### [Task instructions]
Count how many lines in the material below hold the word "נולדה"; the reply is that number alone.

### [Records supplied]
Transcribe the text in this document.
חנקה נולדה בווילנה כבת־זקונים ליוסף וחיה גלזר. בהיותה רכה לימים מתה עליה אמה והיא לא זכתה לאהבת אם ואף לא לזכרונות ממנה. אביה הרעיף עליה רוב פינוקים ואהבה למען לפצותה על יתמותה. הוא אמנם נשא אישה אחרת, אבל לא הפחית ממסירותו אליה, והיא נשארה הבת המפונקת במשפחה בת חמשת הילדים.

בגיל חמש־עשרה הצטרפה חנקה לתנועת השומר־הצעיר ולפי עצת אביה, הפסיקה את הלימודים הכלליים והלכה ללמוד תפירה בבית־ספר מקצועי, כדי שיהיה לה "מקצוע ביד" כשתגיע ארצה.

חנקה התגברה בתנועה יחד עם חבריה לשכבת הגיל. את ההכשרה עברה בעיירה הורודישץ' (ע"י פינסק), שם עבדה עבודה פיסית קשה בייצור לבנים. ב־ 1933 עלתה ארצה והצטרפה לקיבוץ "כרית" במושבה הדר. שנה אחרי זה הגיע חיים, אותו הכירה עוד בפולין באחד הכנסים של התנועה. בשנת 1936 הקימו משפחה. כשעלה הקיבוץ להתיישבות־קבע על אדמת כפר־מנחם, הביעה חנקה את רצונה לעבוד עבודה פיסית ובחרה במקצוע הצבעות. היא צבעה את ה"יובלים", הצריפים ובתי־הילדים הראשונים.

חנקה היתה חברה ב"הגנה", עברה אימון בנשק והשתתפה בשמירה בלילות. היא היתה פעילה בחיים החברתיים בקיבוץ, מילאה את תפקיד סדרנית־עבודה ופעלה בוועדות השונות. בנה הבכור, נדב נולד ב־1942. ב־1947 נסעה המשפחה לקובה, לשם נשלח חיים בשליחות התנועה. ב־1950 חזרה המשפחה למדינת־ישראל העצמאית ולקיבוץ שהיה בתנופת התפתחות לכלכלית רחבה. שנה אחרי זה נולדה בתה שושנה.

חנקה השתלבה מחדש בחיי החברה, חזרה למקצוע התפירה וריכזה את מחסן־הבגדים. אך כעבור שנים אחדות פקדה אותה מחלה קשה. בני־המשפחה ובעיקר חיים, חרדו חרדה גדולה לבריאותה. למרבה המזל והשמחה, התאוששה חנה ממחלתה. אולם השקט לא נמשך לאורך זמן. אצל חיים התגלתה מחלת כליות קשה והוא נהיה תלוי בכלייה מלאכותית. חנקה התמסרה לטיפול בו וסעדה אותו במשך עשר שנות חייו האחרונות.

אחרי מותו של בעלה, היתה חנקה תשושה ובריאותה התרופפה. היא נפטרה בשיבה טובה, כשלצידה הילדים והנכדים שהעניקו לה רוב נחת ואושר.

### [Reply]
2